§ **SHORT EXERCISE**
Each line of the material must be returned exactly.

** begin THE RECORDS **

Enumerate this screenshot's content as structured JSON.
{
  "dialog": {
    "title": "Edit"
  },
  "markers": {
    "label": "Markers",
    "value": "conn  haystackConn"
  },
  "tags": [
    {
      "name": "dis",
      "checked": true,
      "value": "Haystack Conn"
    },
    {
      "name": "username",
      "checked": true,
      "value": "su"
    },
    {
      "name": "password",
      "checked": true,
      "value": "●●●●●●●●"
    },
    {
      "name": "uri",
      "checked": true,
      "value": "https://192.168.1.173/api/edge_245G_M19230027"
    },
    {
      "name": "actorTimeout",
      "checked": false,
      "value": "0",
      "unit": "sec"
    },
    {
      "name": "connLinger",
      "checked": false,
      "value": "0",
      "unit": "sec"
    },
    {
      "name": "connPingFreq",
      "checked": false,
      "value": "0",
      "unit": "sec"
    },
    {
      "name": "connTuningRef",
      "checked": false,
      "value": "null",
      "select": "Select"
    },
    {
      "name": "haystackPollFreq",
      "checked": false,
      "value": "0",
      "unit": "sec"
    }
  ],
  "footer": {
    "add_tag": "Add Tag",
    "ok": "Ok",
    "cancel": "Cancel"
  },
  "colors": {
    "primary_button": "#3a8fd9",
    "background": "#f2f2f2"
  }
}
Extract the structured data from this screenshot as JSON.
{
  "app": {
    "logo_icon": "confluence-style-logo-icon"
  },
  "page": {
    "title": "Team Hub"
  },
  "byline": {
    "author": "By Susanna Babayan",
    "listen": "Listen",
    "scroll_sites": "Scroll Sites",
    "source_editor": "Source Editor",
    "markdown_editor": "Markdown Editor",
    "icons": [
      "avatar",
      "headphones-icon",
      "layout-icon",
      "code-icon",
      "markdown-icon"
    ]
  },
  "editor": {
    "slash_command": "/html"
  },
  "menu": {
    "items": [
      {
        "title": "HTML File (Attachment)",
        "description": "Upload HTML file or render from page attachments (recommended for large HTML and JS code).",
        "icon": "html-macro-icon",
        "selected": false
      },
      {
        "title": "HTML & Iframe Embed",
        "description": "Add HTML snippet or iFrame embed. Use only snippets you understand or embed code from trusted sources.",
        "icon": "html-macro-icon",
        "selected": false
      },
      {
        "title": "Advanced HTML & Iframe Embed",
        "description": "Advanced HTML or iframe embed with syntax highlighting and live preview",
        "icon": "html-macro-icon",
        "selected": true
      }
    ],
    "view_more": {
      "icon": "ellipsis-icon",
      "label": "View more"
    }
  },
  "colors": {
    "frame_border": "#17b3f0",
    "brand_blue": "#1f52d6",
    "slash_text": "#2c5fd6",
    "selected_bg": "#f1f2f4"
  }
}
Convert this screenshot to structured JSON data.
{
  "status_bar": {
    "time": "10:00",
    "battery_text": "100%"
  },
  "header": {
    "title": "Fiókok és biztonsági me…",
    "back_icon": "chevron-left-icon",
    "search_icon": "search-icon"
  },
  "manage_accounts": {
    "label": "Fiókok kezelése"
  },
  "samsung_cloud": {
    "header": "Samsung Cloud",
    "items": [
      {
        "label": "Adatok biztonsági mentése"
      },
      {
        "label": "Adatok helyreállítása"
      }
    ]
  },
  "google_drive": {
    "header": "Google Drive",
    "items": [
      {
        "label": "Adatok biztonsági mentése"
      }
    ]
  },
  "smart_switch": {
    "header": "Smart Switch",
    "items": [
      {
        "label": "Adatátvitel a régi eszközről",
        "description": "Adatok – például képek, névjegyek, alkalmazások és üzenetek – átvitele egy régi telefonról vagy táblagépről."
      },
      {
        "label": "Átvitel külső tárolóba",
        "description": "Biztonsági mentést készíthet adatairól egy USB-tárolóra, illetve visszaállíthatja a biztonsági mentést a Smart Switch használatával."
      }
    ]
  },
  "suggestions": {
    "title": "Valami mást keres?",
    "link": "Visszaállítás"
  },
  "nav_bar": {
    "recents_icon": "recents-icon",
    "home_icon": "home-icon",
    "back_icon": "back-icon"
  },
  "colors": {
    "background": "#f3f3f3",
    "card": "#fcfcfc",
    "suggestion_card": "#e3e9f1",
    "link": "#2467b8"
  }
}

** end THE RECORDS **

§ **FULL ANSWER**
Enumerate this screenshot's content as structured JSON.
{
  "dialog": {
    "title": "Edit"
  },
  "markers": {
    "label": "Markers",
    "value": "conn  haystackConn"
  },
  "tags": [
    {
      "name": "dis",
      "checked": true,
      "value": "Haystack Conn"
    },
    {
      "name": "username",
      "checked": true,
      "value": "su"
    },
    {
      "name": "password",
      "checked": true,
      "value": "●●●●●●●●"
    },
    {
      "name": "uri",
      "checked": true,
      "value": "https://192.168.1.173/api/edge_245G_M19230027"
    },
    {
      "name": "actorTimeout",
      "checked": false,
      "value": "0",
      "unit": "sec"
    },
    {
      "name": "connLinger",
      "checked": false,
      "value": "0",
      "unit": "sec"
    },
    {
      "name": "connPingFreq",
      "checked": false,
      "value": "0",
      "unit": "sec"
    },
    {
      "name": "connTuningRef",
      "checked": false,
      "value": "null",
      "select": "Select"
    },
    {
      "name": "haystackPollFreq",
      "checked": false,
      "value": "0",
      "unit": "sec"
    }
  ],
  "footer": {
    "add_tag": "Add Tag",
    "ok": "Ok",
    "cancel": "Cancel"
  },
  "colors": {
    "primary_button": "#3a8fd9",
    "background": "#f2f2f2"
  }
}
Extract the structured data from this screenshot as JSON.
{
  "app": {
    "logo_icon": "confluence-style-logo-icon"
  },
  "page": {
    "title": "Team Hub"
  },
  "byline": {
    "author": "By Susanna Babayan",
    "listen": "Listen",
    "scroll_sites": "Scroll Sites",
    "source_editor": "Source Editor",
    "markdown_editor": "Markdown Editor",
    "icons": [
      "avatar",
      "headphones-icon",
      "layout-icon",
      "code-icon",
      "markdown-icon"
    ]
  },
  "editor": {
    "slash_command": "/html"
  },
  "menu": {
    "items": [
      {
        "title": "HTML File (Attachment)",
        "description": "Upload HTML file or render from page attachments (recommended for large HTML and JS code).",
        "icon": "html-macro-icon",
        "selected": false
      },
      {
        "title": "HTML & Iframe Embed",
        "description": "Add HTML snippet or iFrame embed. Use only snippets you understand or embed code from trusted sources.",
        "icon": "html-macro-icon",
        "selected": false
      },
      {
        "title": "Advanced HTML & Iframe Embed",
        "description": "Advanced HTML or iframe embed with syntax highlighting and live preview",
        "icon": "html-macro-icon",
        "selected": true
      }
    ],
    "view_more": {
      "icon": "ellipsis-icon",
      "label": "View more"
    }
  },
  "colors": {
    "frame_border": "#17b3f0",
    "brand_blue": "#1f52d6",
    "slash_text": "#2c5fd6",
    "selected_bg": "#f1f2f4"
  }
}
Convert this screenshot to structured JSON data.
{
  "status_bar": {
    "time": "10:00",
    "battery_text": "100%"
  },
  "header": {
    "title": "Fiókok és biztonsági me…",
    "back_icon": "chevron-left-icon",
    "search_icon": "search-icon"
  },
  "manage_accounts": {
    "label": "Fiókok kezelése"
  },
  "samsung_cloud": {
    "header": "Samsung Cloud",
    "items": [
      {
        "label": "Adatok biztonsági mentése"
      },
      {
        "label": "Adatok helyreállítása"
      }
    ]
  },
  "google_drive": {
    "header": "Google Drive",
    "items": [
      {
        "label": "Adatok biztonsági mentése"
      }
    ]
  },
  "smart_switch": {
    "header": "Smart Switch",
    "items": [
      {
        "label": "Adatátvitel a régi eszközről",
        "description": "Adatok – például képek, névjegyek, alkalmazások és üzenetek – átvitele egy régi telefonról vagy táblagépről."
      },
      {
        "label": "Átvitel külső tárolóba",
        "description": "Biztonsági mentést készíthet adatairól egy USB-tárolóra, illetve visszaállíthatja a biztonsági mentést a Smart Switch használatával."
      }
    ]
  },
  "suggestions": {
    "title": "Valami mást keres?",
    "link": "Visszaállítás"
  },
  "nav_bar": {
    "recents_icon": "recents-icon",
    "home_icon": "home-icon",
    "back_icon": "back-icon"
  },
  "colors": {
    "background": "#f3f3f3",
    "card": "#fcfcfc",
    "suggestion_card": "#e3e9f1",
    "link": "#2467b8"
  }
}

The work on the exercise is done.